What is asked> For the entries that follow, state how many lines include the word "الغربية", giving the number and nothing else.

Task data>
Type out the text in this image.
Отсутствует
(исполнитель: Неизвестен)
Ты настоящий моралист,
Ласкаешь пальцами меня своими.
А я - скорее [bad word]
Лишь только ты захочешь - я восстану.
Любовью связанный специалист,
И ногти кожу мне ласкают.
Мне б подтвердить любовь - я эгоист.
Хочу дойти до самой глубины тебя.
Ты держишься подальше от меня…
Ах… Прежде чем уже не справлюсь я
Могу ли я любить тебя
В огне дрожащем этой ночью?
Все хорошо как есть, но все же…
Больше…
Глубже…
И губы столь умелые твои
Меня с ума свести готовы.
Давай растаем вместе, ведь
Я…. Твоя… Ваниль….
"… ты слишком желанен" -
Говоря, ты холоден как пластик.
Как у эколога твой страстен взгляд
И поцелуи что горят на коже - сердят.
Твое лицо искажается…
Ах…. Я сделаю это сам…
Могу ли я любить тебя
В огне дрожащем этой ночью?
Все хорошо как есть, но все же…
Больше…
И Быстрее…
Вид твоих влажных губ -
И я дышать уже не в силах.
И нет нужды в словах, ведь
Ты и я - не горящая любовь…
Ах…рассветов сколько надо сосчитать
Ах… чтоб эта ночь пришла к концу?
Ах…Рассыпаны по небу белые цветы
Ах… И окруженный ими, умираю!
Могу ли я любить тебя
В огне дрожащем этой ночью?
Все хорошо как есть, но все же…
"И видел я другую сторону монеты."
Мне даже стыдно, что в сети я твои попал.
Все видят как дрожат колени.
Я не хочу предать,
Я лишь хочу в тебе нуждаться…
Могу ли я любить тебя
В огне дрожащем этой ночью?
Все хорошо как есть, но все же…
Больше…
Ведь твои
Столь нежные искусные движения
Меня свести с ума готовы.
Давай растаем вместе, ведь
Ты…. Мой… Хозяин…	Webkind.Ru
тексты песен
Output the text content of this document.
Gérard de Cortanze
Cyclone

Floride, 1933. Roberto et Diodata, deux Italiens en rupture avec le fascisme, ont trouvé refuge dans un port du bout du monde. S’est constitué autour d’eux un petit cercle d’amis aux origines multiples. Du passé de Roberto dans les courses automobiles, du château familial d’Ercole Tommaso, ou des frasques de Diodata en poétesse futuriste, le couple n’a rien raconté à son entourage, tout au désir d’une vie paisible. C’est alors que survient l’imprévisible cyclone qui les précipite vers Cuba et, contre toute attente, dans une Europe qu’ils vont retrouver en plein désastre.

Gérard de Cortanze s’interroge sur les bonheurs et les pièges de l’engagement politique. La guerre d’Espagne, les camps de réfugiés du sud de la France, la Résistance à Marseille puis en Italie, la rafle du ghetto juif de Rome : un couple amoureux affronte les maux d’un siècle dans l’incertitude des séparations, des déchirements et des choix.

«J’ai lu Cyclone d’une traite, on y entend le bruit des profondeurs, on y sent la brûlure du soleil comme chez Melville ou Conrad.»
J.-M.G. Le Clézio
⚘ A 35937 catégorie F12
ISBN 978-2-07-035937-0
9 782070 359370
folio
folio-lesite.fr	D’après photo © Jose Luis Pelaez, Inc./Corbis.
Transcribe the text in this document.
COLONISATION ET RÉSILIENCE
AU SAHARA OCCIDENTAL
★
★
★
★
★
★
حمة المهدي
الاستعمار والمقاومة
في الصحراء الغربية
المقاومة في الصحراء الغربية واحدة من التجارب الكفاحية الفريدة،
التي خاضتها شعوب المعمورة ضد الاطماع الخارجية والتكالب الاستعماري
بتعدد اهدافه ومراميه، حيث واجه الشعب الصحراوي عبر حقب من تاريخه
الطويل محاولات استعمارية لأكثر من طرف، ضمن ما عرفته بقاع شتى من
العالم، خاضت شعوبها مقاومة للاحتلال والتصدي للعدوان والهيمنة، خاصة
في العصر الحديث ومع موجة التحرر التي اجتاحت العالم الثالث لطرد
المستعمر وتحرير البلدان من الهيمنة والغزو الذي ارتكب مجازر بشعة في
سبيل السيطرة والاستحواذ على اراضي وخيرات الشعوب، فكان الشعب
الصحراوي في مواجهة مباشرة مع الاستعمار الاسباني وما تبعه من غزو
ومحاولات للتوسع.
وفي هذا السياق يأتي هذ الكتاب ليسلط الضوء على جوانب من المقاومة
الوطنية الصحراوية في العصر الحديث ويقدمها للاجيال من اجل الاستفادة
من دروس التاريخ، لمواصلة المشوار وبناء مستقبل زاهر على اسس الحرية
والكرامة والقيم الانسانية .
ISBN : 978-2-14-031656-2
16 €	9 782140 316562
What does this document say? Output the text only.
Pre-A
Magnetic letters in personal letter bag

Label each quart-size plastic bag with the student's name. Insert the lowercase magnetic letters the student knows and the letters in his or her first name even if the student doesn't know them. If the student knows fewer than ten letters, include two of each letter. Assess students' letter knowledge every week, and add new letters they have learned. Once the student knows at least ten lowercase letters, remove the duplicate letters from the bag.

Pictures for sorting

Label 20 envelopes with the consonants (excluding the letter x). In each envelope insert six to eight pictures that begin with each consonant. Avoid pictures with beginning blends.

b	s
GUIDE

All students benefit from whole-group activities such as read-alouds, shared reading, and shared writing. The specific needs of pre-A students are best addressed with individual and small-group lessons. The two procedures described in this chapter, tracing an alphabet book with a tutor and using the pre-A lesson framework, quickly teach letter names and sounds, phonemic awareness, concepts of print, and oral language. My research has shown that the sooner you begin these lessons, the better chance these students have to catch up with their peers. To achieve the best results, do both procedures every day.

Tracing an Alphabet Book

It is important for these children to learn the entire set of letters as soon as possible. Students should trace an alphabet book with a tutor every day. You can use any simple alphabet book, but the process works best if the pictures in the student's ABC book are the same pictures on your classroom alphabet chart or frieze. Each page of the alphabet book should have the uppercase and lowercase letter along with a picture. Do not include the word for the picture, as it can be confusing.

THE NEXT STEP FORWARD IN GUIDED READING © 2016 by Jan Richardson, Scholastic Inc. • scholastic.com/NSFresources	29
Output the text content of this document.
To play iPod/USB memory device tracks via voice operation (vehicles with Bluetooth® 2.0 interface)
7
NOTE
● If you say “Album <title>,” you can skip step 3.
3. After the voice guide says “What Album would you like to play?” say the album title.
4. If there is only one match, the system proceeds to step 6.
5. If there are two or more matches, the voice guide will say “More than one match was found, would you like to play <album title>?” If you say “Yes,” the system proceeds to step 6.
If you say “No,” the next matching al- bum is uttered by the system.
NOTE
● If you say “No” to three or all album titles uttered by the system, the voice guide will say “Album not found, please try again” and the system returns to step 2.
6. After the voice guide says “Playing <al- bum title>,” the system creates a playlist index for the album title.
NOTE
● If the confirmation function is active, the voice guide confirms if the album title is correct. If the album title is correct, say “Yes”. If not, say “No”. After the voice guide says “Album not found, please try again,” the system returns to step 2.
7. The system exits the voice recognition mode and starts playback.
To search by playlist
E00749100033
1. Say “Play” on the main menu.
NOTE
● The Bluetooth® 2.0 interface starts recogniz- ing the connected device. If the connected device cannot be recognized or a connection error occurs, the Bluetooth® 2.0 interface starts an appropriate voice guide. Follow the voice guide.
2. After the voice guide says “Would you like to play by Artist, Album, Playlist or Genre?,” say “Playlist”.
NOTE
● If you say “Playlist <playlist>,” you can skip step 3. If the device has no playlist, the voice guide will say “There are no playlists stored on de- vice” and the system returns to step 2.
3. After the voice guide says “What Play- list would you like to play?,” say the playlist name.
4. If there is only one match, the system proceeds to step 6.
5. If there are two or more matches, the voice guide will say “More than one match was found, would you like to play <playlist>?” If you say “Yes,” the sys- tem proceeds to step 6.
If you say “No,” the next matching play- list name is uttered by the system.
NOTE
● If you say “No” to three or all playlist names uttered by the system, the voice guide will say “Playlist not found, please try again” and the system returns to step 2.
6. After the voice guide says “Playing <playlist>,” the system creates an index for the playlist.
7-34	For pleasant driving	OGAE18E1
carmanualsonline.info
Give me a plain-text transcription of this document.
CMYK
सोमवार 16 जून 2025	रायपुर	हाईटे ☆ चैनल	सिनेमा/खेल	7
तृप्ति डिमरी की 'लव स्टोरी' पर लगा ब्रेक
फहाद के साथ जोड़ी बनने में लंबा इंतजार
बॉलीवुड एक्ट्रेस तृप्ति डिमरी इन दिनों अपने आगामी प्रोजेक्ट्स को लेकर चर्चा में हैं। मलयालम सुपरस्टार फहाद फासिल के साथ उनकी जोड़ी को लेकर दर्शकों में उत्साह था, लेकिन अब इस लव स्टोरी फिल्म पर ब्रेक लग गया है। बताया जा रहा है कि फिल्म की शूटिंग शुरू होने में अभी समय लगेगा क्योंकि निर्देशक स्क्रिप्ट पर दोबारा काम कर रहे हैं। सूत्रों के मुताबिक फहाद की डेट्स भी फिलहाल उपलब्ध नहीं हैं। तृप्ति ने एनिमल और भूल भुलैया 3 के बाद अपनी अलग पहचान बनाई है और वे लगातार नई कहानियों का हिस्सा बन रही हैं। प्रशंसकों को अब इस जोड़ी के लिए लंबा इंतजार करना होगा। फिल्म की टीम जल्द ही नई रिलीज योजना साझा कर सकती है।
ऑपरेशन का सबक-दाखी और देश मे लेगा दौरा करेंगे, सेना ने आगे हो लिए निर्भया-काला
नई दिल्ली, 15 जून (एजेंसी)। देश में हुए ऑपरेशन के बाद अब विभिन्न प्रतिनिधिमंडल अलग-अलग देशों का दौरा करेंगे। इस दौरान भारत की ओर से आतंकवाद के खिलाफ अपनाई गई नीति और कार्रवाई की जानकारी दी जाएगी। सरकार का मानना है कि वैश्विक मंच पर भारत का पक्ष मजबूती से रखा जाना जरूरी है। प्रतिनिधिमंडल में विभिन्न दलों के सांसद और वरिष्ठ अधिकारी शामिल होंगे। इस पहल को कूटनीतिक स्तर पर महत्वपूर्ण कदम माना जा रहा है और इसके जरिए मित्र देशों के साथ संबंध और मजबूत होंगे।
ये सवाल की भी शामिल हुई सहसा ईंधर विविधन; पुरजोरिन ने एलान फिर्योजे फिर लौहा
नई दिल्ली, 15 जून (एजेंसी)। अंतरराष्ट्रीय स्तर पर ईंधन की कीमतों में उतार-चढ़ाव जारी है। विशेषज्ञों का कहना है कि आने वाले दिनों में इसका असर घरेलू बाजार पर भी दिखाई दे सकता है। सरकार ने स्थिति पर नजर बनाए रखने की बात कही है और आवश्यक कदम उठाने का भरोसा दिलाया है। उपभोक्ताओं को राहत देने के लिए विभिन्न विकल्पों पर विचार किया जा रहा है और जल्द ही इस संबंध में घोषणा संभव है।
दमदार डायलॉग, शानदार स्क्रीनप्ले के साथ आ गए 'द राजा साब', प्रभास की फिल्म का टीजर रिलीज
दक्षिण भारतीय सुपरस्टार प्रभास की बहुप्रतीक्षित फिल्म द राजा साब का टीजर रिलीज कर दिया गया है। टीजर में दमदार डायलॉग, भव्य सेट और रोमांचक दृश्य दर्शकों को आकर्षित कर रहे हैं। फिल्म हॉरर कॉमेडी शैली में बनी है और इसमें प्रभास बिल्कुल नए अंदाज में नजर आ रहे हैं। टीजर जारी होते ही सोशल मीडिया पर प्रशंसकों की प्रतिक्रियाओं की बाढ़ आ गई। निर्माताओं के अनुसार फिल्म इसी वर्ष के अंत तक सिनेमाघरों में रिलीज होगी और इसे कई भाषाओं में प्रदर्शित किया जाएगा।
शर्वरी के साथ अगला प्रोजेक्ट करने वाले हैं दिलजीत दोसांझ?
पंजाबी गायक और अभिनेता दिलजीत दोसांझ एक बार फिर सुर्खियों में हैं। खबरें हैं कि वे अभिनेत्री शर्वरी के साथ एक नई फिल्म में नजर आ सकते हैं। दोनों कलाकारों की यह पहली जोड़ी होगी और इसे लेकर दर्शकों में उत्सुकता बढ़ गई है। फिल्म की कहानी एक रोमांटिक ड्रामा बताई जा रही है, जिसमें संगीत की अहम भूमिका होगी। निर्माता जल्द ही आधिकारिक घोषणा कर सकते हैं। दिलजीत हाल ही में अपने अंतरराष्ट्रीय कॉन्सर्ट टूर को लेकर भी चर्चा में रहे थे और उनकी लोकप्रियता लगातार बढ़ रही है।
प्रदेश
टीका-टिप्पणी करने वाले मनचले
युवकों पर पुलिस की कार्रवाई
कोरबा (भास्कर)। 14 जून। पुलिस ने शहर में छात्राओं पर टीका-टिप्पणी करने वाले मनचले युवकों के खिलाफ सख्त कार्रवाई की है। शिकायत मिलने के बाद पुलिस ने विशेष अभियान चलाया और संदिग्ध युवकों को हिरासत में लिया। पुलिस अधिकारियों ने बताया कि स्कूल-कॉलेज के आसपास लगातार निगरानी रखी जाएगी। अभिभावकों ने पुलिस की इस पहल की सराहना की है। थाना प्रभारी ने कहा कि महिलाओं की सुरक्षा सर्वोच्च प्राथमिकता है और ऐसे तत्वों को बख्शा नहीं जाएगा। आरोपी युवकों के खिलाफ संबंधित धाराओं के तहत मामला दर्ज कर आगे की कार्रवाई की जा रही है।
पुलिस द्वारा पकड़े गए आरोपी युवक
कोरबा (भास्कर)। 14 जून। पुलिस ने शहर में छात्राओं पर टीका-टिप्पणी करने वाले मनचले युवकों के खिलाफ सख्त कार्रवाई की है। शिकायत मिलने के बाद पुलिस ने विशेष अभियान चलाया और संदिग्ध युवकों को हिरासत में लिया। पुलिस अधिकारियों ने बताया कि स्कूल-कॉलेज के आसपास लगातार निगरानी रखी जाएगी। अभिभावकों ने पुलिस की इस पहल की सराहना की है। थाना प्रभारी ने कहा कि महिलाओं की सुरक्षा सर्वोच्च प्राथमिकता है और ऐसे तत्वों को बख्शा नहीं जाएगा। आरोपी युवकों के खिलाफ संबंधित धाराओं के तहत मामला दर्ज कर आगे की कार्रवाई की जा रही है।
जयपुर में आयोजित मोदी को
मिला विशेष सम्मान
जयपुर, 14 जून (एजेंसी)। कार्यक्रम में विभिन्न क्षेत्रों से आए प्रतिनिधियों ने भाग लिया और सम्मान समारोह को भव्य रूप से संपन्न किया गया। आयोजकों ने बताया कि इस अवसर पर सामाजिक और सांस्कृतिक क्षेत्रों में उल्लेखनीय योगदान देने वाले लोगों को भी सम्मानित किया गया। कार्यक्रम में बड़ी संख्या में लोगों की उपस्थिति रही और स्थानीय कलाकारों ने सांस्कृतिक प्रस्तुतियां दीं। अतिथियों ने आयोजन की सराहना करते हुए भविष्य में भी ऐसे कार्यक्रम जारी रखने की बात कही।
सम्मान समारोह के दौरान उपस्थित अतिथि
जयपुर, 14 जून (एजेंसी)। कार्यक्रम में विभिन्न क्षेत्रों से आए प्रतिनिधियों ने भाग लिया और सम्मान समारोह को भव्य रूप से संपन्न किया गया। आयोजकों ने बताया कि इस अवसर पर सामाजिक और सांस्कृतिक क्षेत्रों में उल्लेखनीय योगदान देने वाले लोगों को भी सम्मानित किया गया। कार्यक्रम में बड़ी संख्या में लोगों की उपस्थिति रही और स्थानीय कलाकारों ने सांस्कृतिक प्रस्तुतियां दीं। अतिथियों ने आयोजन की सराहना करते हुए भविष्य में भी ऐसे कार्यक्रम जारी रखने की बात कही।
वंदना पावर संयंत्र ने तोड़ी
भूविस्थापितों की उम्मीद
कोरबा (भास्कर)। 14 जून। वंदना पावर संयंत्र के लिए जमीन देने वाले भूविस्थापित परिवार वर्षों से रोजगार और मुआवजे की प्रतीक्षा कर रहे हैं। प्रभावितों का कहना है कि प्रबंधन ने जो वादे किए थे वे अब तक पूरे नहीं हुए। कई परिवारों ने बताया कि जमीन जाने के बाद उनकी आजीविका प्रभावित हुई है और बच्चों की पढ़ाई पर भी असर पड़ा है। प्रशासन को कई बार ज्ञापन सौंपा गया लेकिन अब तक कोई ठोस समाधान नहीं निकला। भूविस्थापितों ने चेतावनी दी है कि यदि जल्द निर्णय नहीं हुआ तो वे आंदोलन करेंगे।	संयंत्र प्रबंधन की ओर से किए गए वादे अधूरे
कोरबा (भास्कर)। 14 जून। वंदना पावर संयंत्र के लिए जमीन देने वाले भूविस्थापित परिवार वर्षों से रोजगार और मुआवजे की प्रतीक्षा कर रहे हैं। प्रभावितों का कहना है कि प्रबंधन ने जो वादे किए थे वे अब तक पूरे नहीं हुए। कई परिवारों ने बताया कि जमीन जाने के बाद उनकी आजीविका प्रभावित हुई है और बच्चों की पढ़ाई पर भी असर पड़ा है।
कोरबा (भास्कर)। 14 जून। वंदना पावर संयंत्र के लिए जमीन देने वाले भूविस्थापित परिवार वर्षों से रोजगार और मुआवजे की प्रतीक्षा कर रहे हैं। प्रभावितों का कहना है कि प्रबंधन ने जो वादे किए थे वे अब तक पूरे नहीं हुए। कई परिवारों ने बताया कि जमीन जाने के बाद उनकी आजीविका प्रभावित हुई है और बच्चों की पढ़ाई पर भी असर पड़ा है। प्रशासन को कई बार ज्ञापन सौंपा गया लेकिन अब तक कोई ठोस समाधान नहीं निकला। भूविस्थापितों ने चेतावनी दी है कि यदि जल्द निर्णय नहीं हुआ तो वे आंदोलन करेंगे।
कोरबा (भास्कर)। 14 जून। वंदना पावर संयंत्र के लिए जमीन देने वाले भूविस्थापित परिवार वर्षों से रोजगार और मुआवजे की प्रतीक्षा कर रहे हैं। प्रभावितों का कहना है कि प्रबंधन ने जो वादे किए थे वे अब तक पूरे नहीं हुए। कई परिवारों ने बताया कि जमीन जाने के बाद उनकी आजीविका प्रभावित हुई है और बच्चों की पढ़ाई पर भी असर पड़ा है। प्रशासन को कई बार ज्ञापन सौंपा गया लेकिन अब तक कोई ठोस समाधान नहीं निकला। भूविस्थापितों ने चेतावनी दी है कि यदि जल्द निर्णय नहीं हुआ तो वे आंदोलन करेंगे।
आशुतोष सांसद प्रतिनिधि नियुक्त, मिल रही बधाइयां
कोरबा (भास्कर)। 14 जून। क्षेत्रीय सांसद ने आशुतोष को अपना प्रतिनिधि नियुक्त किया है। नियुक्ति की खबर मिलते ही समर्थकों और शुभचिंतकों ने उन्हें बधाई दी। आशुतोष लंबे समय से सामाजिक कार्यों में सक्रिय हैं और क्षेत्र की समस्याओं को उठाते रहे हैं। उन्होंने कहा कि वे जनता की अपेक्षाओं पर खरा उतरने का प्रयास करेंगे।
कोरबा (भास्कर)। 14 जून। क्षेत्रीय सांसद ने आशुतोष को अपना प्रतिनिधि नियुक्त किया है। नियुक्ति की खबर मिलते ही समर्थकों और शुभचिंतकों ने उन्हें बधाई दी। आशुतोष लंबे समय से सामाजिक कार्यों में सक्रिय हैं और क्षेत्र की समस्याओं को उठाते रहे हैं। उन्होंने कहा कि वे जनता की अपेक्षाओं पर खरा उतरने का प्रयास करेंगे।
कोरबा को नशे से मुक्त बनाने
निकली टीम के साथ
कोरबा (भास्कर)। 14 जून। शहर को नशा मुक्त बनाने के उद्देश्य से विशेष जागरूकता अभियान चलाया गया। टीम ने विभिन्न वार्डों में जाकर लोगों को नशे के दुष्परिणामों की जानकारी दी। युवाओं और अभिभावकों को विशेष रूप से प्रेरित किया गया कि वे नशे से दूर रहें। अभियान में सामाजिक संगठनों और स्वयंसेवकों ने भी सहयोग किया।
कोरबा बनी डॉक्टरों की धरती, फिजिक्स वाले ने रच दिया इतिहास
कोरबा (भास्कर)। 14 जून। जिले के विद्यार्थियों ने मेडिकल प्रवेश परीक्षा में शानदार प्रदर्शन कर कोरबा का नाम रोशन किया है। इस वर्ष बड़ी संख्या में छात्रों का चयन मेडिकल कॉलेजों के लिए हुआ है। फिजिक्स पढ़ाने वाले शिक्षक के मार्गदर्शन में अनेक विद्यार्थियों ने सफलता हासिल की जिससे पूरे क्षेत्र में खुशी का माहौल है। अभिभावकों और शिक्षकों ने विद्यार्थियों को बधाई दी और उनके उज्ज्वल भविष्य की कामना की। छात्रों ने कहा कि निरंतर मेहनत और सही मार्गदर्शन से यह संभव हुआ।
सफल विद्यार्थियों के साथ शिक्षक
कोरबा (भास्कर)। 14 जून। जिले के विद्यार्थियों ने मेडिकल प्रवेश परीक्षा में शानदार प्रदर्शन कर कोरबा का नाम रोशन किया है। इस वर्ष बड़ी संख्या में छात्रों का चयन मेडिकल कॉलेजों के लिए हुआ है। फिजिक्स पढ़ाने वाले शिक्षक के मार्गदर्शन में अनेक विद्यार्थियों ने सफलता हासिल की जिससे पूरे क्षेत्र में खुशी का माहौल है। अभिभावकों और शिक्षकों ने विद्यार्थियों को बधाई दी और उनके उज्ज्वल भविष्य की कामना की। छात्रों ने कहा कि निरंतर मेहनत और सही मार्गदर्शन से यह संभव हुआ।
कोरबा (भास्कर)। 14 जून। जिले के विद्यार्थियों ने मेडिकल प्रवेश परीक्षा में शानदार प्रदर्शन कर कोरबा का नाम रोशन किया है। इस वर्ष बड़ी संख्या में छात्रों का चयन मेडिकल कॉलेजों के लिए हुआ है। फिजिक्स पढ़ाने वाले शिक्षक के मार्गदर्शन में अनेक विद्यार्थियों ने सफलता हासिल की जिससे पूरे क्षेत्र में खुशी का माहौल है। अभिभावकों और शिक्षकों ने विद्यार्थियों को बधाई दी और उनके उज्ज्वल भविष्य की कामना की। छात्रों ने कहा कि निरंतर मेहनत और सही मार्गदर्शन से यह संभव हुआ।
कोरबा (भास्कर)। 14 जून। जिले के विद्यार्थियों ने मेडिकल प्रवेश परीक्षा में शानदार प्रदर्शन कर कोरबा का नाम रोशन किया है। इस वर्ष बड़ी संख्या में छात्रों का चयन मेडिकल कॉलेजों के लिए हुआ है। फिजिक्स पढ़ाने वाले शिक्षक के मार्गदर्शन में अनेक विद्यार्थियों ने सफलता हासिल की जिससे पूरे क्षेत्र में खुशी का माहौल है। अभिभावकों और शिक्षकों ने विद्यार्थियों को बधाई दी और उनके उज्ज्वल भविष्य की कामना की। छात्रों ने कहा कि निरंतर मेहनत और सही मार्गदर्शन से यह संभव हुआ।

Worked solution> 2